### Extract to read
After the collapse of the Habsburg empire at the end of World War I, Trieste was again joined to Italy.  When the Fascists came to power in 1922, they viewed Triestes as important “for the economic and political expansion of Italy in the Central Danube hinterlands”.  It was annexed by the Germans near the end of World War II.  For a brief period after WWII, it was a Free Territory, overseen by the United Nations until 1954, when the port city was again returned to Italy and the adjacent parts of the region were given to the then Yugoslavia.

The Book

This is not a travelog – a here’s-where-we-went-and-here’s-what-we-saw narrative.  Morris is a knowledgeable and engaging guide.  She organized the book in short chapters that focus on different aspects of Trieste and the surrounding region.  Each chapter is a mix of history, descriptions of the current scene, personal reflections, and stories. 

Painting a Picture with Words

The ability to describe a location is a basic requirement for any successful travel writer.  Jan Morris does it with seeming ease, painting a broad picture, zooming in on the finer details, and bringing a touch of humor. 

The Grand Canal in Trieste
The Grand Canal in Trieste
Image source: lelongweekend.com

Here is her description of the Grand Canal and its environs. 

The city’s first eighteenth-century planners built a neat pattern of streets around a short canal, the Canal Grande, which intruded into the city from the sea and was to provide safe moorings for sea-going ships, whatever the weather.  This arrangement is still a pleasure to discover.  The canal runs inland for a few hundred yards from the bay, and it is only about thirty feet wide, but handsome Neo-classical buildings line it, and at the end there stands a dome church, with Ionic columns in a grand portico, which gives a touch of ceremony to the ensemble.  The canal is full of small boats, almost all needing a lick of paint; three or four of the most derelict, hauled out of the water at the entrance to the canal, have been so splashed with vivid paints and graffiti, and are disposed so gracefully there, that they look like works of contemporary art.  The canal quays are lively enough, if a bit shabby, and half-way up there is an outdoor market in a square, with mounds of fruit and vegetables, racks of dresses, flowers, socks and Mars bars.

Evoking the Glory Days

Jan Morris wrote several works of fiction, and her talent as a storyteller is apparent in the pages of Trieste.  In the chapter titled “Only the Band Plays On”, she vividly imagines a scene taking place in the Piazza Unità, a large public square facing the sea, in 1897. 

The Piazza Unità in Trieste
The Piazza Unità
Image source: lelongweekend.com

Ocean liners and commercial ships are moored at the nearby docks.  She is seated at an outdoor table at the Flora, one of four cafés on the piazza.  

All around me first-class passengers, awaiting the time to board their ship, are enjoying their last half-hour on Austrian solid before sailing away to America, Alexandria or the east… There are splashes of colour everywhere – braids and gilded epaulets, bright silks of summer, gaudy parasols and pink fringed reticules.  

A band is playing on a nearby bandstand, and “the music of a waltz sets people flirtatiously swaying as they chat.”

The harbor is alive with activity.  The ocean liner Bohemia, built in Trieste, is about to leave on its maiden voyage.

### Things to do
(1) Rewrite the passage on Trieste from "After the collapse" through "the then Yugoslavia.", replacing "port city" with "harbor town".
(2) In the passage on Trieste, about how wide is the Canal Grande?

### Data

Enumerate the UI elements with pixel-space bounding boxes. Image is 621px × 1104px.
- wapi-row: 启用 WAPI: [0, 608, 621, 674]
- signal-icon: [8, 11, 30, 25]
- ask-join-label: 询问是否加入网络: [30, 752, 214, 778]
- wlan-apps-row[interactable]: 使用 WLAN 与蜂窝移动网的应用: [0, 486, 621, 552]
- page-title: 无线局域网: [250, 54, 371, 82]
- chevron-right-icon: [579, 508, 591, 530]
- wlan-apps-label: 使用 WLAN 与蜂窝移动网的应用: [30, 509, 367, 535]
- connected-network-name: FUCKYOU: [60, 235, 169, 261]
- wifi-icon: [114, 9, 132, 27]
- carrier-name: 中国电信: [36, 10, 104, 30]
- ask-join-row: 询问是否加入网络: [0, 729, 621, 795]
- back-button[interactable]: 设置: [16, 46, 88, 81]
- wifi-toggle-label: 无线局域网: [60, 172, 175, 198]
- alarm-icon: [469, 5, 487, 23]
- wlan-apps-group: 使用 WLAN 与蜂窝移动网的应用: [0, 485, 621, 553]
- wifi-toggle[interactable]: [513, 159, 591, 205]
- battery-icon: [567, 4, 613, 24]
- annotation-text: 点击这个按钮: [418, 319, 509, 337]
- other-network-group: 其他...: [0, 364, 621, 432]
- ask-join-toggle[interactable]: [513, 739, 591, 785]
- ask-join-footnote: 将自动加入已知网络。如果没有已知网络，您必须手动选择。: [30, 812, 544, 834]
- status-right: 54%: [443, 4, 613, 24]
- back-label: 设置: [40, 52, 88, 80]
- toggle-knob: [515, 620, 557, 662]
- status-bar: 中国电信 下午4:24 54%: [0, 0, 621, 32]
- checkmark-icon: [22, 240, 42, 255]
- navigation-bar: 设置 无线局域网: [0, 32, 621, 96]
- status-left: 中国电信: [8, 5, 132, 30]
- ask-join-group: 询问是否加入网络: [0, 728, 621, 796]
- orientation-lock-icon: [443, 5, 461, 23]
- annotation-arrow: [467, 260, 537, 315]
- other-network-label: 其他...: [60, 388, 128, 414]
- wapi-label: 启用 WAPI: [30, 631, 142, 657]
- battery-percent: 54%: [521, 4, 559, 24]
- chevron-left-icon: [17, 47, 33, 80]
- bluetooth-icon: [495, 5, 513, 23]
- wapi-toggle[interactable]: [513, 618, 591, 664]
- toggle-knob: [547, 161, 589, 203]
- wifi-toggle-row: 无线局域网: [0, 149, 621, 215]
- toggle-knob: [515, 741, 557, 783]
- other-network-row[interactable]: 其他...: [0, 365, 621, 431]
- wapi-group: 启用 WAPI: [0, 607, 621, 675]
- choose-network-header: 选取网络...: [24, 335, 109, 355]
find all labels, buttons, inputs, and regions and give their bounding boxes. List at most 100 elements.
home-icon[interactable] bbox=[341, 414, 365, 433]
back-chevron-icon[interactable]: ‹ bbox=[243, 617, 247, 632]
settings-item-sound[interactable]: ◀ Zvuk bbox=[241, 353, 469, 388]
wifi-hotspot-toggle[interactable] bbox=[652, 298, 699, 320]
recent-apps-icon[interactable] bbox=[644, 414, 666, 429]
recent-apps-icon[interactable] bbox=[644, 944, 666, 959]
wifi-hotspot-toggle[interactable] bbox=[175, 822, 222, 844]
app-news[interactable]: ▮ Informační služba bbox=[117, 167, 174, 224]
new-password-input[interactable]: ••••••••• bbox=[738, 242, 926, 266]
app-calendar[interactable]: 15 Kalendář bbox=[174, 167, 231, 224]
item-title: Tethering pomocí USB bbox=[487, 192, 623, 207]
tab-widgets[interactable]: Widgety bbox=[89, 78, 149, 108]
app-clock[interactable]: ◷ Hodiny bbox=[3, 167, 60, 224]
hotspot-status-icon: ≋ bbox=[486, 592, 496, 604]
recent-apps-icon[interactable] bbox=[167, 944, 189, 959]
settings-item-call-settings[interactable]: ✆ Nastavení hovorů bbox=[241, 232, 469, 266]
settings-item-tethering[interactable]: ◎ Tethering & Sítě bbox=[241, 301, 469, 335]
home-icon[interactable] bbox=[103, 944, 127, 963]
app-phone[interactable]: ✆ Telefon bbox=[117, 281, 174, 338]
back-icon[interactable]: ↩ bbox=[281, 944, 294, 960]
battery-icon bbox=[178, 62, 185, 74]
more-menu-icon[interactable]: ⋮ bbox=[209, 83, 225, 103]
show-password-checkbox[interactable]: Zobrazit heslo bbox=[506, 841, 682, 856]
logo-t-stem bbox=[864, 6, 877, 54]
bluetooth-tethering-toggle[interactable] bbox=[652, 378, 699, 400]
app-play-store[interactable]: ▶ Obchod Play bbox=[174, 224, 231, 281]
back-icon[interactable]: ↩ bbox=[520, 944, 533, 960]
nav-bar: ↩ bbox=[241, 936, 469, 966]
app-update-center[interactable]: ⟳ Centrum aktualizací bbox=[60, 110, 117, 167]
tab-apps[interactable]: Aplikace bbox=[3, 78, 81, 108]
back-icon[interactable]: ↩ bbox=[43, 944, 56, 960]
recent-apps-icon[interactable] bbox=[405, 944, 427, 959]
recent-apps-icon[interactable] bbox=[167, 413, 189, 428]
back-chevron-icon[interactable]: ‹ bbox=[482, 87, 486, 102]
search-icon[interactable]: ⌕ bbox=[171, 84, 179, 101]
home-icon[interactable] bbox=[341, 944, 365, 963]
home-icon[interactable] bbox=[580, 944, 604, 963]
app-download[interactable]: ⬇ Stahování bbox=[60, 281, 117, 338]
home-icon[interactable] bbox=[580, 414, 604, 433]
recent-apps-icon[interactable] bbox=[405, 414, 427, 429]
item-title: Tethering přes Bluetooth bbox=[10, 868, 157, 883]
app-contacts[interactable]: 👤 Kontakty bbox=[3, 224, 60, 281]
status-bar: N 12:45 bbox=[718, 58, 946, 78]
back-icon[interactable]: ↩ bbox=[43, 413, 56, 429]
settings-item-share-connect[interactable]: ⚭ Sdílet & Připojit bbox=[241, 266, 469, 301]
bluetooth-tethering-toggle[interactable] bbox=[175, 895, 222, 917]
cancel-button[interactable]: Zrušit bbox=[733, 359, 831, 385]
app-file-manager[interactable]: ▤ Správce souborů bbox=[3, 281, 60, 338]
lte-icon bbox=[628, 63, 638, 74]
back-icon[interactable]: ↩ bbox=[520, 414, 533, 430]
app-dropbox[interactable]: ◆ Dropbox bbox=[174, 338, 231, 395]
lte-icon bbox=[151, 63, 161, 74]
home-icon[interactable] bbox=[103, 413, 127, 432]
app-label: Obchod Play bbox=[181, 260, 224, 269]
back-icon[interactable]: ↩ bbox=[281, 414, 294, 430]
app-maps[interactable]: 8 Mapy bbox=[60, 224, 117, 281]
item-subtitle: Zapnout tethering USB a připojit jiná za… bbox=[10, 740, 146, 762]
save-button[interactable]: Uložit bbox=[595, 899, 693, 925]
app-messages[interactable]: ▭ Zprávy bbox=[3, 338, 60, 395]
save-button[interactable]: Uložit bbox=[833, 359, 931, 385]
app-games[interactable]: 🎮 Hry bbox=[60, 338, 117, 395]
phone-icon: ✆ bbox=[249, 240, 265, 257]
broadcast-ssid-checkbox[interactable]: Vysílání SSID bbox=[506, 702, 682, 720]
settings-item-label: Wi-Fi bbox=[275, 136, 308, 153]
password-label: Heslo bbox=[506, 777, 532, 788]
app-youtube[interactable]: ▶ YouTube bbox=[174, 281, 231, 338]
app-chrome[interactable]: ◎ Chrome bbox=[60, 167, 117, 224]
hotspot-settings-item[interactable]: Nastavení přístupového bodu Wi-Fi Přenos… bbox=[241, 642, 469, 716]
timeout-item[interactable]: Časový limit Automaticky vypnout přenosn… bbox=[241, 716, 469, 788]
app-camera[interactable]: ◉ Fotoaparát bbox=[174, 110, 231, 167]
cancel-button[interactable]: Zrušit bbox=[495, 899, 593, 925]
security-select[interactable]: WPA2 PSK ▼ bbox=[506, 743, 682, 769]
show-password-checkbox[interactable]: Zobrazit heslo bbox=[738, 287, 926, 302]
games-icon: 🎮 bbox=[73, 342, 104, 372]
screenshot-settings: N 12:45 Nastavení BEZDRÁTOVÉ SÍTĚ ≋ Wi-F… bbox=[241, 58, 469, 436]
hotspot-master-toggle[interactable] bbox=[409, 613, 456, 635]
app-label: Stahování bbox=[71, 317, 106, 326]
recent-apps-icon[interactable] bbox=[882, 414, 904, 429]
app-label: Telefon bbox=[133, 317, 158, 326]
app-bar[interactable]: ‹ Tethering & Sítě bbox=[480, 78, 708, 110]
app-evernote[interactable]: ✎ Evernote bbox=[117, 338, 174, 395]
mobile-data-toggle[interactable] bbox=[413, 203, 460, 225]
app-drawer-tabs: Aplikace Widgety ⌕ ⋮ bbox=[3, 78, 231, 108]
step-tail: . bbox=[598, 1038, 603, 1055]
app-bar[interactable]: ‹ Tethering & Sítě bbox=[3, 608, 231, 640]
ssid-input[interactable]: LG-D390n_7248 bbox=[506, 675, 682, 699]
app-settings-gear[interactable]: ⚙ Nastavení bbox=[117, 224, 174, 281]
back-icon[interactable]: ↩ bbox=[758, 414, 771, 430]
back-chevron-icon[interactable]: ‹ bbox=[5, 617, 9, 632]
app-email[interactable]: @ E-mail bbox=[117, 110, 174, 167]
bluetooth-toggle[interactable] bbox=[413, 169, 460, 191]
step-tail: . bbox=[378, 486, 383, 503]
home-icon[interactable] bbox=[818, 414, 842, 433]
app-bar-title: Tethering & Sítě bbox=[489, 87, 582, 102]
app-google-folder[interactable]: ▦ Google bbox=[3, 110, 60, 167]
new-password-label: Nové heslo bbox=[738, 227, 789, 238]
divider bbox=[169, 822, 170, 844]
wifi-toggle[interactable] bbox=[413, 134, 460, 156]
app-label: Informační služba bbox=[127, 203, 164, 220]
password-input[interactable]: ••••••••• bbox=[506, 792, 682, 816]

### Exercise answers
(1)
After the collapse of the Habsburg empire at the end of World War I, Trieste was again joined to Italy.  When the Fascists came to power in 1922, they viewed Triestes as important “for the economic and political expansion of Italy in the Central Danube hinterlands”.  It was annexed by the Germans near the end of World War II.  For a brief period after WWII, it was a Free Territory, overseen by the United Nations until 1954, when the harbor town was again returned to Italy and the adjacent parts of the region were given to the then Yugoslavia.

(2) About thirty feet wide.